• _The problem_: Extract every line of the records below word for word, leaving out the pictures.

• _Provided information_:

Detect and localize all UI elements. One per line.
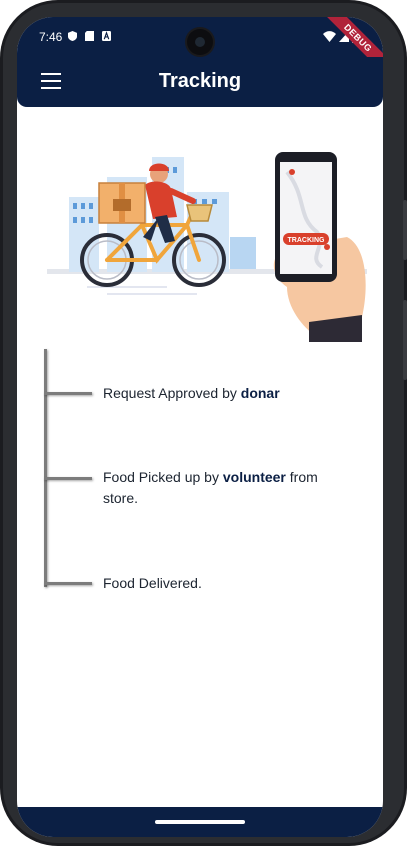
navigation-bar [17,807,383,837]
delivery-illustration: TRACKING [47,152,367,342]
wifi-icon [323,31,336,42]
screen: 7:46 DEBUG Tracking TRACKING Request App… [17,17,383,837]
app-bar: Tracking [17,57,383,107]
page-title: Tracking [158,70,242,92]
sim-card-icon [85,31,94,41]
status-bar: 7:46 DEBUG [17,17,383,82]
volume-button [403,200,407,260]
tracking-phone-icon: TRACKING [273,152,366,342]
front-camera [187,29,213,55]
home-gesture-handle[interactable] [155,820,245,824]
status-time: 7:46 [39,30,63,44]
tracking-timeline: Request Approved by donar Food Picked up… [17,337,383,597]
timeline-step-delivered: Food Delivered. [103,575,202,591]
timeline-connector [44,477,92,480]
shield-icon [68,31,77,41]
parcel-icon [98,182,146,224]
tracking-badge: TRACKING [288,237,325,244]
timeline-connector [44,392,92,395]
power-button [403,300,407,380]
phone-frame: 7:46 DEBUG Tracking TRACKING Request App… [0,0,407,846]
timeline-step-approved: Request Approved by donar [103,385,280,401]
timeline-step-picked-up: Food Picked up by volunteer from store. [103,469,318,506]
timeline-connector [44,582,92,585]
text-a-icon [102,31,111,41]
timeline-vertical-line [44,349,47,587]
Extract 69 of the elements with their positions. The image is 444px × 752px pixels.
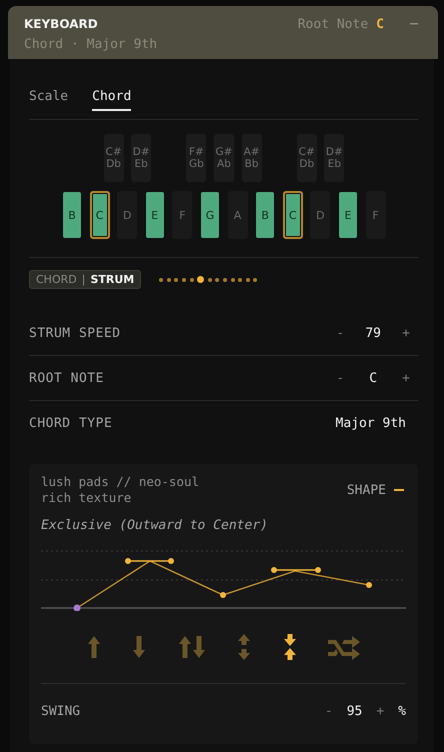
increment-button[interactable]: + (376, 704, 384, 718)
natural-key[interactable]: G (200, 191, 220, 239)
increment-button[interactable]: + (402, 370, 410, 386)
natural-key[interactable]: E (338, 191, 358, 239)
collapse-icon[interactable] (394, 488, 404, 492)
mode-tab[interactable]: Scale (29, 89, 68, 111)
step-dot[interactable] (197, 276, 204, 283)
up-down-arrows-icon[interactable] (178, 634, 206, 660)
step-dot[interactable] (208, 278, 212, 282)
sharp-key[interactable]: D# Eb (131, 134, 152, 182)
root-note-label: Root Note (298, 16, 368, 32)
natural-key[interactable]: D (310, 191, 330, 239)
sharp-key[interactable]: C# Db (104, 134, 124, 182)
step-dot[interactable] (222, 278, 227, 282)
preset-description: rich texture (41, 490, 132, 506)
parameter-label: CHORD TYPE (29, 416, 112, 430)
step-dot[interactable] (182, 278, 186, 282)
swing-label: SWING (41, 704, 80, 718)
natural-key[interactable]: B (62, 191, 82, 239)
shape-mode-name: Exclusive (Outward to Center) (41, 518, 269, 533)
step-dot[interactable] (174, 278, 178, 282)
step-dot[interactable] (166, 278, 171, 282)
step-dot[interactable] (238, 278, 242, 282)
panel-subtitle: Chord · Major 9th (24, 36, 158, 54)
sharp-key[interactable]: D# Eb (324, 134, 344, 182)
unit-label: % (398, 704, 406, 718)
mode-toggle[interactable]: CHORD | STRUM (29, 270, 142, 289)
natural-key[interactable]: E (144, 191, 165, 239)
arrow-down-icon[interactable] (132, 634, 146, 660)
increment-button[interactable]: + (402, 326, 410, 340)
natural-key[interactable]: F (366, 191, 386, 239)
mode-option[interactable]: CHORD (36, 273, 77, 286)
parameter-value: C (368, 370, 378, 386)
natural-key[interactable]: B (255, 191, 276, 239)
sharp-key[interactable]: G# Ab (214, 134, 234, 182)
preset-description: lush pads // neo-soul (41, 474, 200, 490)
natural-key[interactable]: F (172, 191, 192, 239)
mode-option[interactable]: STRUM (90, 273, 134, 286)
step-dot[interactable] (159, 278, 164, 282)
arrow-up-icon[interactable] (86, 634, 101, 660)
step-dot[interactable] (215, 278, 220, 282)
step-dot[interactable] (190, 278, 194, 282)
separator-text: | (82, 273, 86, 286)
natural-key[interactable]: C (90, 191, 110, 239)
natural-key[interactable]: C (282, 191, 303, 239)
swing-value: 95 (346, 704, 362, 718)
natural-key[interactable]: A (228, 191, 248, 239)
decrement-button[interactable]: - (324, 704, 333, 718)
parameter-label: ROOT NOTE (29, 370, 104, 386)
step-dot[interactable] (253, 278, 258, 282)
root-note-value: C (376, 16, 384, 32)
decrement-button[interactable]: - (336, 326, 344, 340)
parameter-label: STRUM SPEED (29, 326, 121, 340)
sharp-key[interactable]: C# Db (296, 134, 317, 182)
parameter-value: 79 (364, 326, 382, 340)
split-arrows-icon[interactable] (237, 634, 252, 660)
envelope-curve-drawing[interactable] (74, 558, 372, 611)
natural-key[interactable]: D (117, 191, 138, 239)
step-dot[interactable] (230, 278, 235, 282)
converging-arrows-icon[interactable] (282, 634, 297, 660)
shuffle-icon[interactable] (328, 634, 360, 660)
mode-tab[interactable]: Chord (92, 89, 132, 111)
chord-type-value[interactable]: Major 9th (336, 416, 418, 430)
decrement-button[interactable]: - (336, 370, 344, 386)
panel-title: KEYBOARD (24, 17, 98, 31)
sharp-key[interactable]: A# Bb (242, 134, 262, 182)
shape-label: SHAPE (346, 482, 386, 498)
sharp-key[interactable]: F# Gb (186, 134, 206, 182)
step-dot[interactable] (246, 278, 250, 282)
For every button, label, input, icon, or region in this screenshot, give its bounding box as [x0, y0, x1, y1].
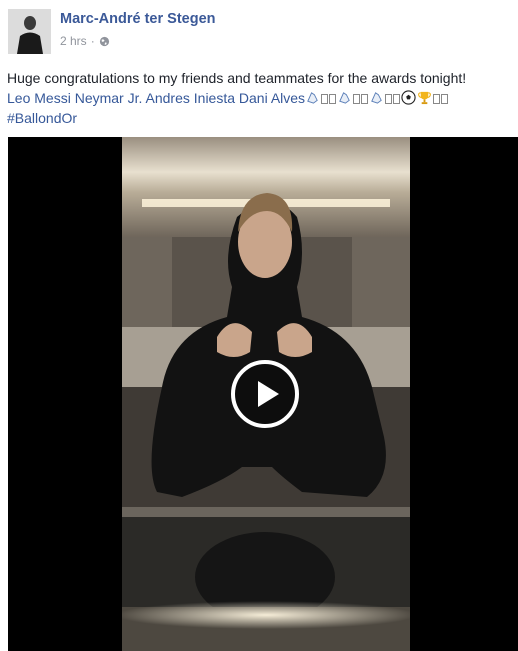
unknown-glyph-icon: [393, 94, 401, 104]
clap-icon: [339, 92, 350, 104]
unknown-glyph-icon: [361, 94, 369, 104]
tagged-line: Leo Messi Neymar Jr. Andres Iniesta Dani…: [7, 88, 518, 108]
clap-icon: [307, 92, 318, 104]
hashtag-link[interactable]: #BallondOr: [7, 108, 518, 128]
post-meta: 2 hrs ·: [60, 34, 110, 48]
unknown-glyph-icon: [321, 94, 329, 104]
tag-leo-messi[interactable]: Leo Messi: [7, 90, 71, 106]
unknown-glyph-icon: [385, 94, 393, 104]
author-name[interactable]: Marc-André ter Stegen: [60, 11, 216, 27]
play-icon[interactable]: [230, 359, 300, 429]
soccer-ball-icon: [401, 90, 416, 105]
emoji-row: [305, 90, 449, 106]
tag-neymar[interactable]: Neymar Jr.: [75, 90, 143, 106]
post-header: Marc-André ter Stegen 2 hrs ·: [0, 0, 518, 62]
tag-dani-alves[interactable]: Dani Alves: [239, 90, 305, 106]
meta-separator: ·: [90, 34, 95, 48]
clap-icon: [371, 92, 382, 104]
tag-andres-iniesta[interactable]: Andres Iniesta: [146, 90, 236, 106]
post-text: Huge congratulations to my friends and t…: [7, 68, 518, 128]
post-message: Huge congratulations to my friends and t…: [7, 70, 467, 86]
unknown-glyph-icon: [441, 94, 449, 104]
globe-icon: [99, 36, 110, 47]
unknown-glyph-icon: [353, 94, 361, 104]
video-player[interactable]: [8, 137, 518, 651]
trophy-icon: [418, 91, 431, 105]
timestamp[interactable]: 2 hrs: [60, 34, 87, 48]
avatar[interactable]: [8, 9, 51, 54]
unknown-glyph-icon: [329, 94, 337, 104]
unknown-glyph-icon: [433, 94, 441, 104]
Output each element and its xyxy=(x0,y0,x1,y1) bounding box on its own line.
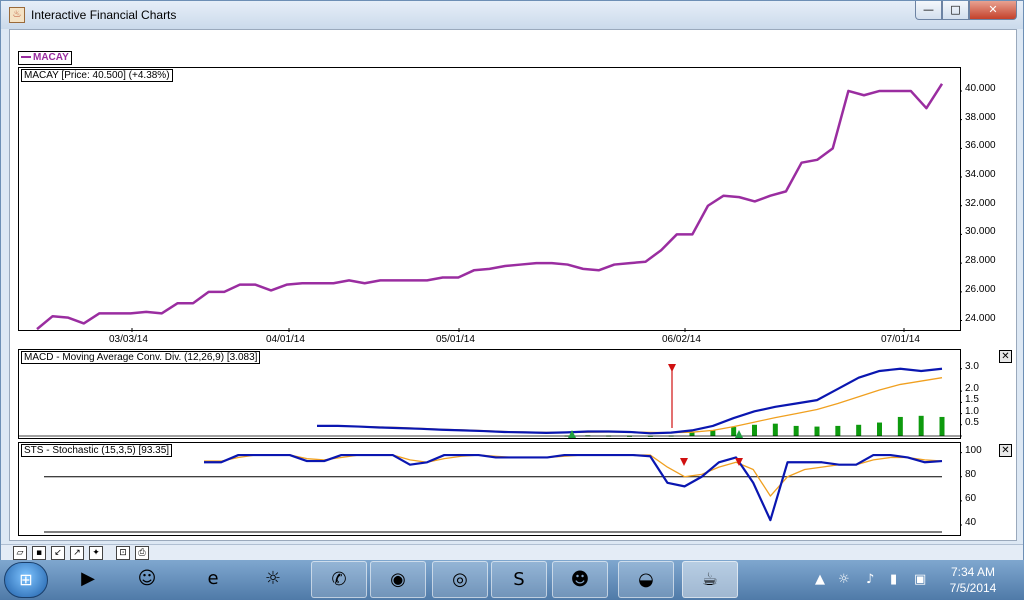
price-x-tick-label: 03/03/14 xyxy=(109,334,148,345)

• _Exercise answer_:
Detect and localize all UI elements. One per line.
navigation-bar [17,807,383,837]
delivery-illustration: TRACKING [47,152,367,342]
wifi-icon [323,31,336,42]
screen: 7:46 DEBUG Tracking TRACKING Request App… [17,17,383,837]
app-bar: Tracking [17,57,383,107]
page-title: Tracking [158,70,242,92]
sim-card-icon [85,31,94,41]
status-bar: 7:46 DEBUG [17,17,383,82]
volume-button [403,200,407,260]
tracking-phone-icon: TRACKING [273,152,366,342]
front-camera [187,29,213,55]
home-gesture-handle[interactable] [155,820,245,824]
status-time: 7:46 [39,30,63,44]
tracking-timeline: Request Approved by donar Food Picked up… [17,337,383,597]
timeline-step-delivered: Food Delivered. [103,575,202,591]
timeline-connector [44,477,92,480]
shield-icon [68,31,77,41]
parcel-icon [98,182,146,224]
tracking-badge: TRACKING [288,237,325,244]
timeline-connector [44,392,92,395]
power-button [403,300,407,380]
phone-frame: 7:46 DEBUG Tracking TRACKING Request App… [0,0,407,846]
timeline-step-approved: Request Approved by donar [103,385,280,401]
timeline-step-picked-up: Food Picked up by volunteer from store. [103,469,318,506]
timeline-connector [44,582,92,585]
text-a-icon [102,31,111,41]
timeline-vertical-line [44,349,47,587]
Extract 69 of the elements with their positions. The image is 444px × 752px pixels.
increment-button[interactable]: + (376, 704, 384, 718)
natural-key[interactable]: G (200, 191, 220, 239)
increment-button[interactable]: + (402, 370, 410, 386)
natural-key[interactable]: E (338, 191, 358, 239)
collapse-icon[interactable] (394, 488, 404, 492)
mode-tab[interactable]: Scale (29, 89, 68, 111)
step-dot[interactable] (197, 276, 204, 283)
up-down-arrows-icon[interactable] (178, 634, 206, 660)
step-dot[interactable] (208, 278, 212, 282)
sharp-key[interactable]: D# Eb (131, 134, 152, 182)
root-note-label: Root Note (298, 16, 368, 32)
natural-key[interactable]: D (310, 191, 330, 239)
sharp-key[interactable]: C# Db (104, 134, 124, 182)
step-dot[interactable] (222, 278, 227, 282)
preset-description: rich texture (41, 490, 132, 506)
parameter-label: CHORD TYPE (29, 416, 112, 430)
step-dot[interactable] (182, 278, 186, 282)
swing-label: SWING (41, 704, 80, 718)
natural-key[interactable]: B (62, 191, 82, 239)
shape-mode-name: Exclusive (Outward to Center) (41, 518, 269, 533)
step-dot[interactable] (174, 278, 178, 282)
step-dot[interactable] (166, 278, 171, 282)
step-dot[interactable] (238, 278, 242, 282)
panel-subtitle: Chord · Major 9th (24, 36, 158, 54)
sharp-key[interactable]: D# Eb (324, 134, 344, 182)
unit-label: % (398, 704, 406, 718)
mode-toggle[interactable]: CHORD | STRUM (29, 270, 142, 289)
natural-key[interactable]: E (144, 191, 165, 239)
arrow-down-icon[interactable] (132, 634, 146, 660)
increment-button[interactable]: + (402, 326, 410, 340)
natural-key[interactable]: F (366, 191, 386, 239)
mode-option[interactable]: CHORD (36, 273, 77, 286)
parameter-value: C (368, 370, 378, 386)
natural-key[interactable]: B (255, 191, 276, 239)
sharp-key[interactable]: G# Ab (214, 134, 234, 182)
preset-description: lush pads // neo-soul (41, 474, 200, 490)
natural-key[interactable]: F (172, 191, 192, 239)
mode-option[interactable]: STRUM (90, 273, 134, 286)
step-dot[interactable] (159, 278, 164, 282)
arrow-up-icon[interactable] (86, 634, 101, 660)
step-dot[interactable] (215, 278, 220, 282)
step-dot[interactable] (190, 278, 194, 282)
separator-text: | (82, 273, 86, 286)
natural-key[interactable]: C (90, 191, 110, 239)
natural-key[interactable]: C (282, 191, 303, 239)
swing-value: 95 (346, 704, 362, 718)
natural-key[interactable]: A (228, 191, 248, 239)
decrement-button[interactable]: - (324, 704, 333, 718)
parameter-label: ROOT NOTE (29, 370, 104, 386)
step-dot[interactable] (253, 278, 258, 282)
root-note-value: C (376, 16, 384, 32)
decrement-button[interactable]: - (336, 326, 344, 340)
parameter-label: STRUM SPEED (29, 326, 121, 340)
sharp-key[interactable]: C# Db (296, 134, 317, 182)
parameter-value: 79 (364, 326, 382, 340)
split-arrows-icon[interactable] (237, 634, 252, 660)
envelope-curve-drawing[interactable] (74, 558, 372, 611)
natural-key[interactable]: D (117, 191, 138, 239)
step-dot[interactable] (230, 278, 235, 282)
converging-arrows-icon[interactable] (282, 634, 297, 660)
shuffle-icon[interactable] (328, 634, 360, 660)
mode-tab[interactable]: Chord (92, 89, 132, 111)
chord-type-value[interactable]: Major 9th (336, 416, 418, 430)
decrement-button[interactable]: - (336, 370, 344, 386)
panel-title: KEYBOARD (24, 17, 98, 31)
sharp-key[interactable]: A# Bb (242, 134, 262, 182)
shape-label: SHAPE (346, 482, 386, 498)
sharp-key[interactable]: F# Gb (186, 134, 206, 182)
step-dot[interactable] (246, 278, 250, 282)
For every button, label, input, icon, or region in this screenshot, give its bounding box as [x0, y0, x1, y1].
unknown-glyph-icon: [393, 94, 401, 104]
clap-icon: [339, 92, 350, 104]
unknown-glyph-icon: [361, 94, 369, 104]
tagged-line: Leo Messi Neymar Jr. Andres Iniesta Dani…: [7, 88, 518, 108]
clap-icon: [307, 92, 318, 104]
hashtag-link[interactable]: #BallondOr: [7, 108, 518, 128]
post-meta: 2 hrs ·: [60, 34, 110, 48]
unknown-glyph-icon: [321, 94, 329, 104]
tag-leo-messi[interactable]: Leo Messi: [7, 90, 71, 106]
unknown-glyph-icon: [385, 94, 393, 104]
author-name[interactable]: Marc-André ter Stegen: [60, 11, 216, 27]
play-icon[interactable]: [230, 359, 300, 429]
soccer-ball-icon: [401, 90, 416, 105]
emoji-row: [305, 90, 449, 106]
tag-neymar[interactable]: Neymar Jr.: [75, 90, 143, 106]
post-header: Marc-André ter Stegen 2 hrs ·: [0, 0, 518, 62]
tag-dani-alves[interactable]: Dani Alves: [239, 90, 305, 106]
meta-separator: ·: [90, 34, 95, 48]
clap-icon: [371, 92, 382, 104]
tag-andres-iniesta[interactable]: Andres Iniesta: [146, 90, 236, 106]
post-text: Huge congratulations to my friends and t…: [7, 68, 518, 128]
post-message: Huge congratulations to my friends and t…: [7, 70, 467, 86]
unknown-glyph-icon: [441, 94, 449, 104]
globe-icon: [99, 36, 110, 47]
unknown-glyph-icon: [353, 94, 361, 104]
video-player[interactable]: [8, 137, 518, 651]
trophy-icon: [418, 91, 431, 105]
timestamp[interactable]: 2 hrs: [60, 34, 87, 48]
avatar[interactable]: [8, 9, 51, 54]
unknown-glyph-icon: [329, 94, 337, 104]
unknown-glyph-icon: [433, 94, 441, 104]
Output each element and its xyxy=(x0,y0,x1,y1) bounding box on its own line.
price-x-tick-label: 03/03/14 xyxy=(109,334,148,345)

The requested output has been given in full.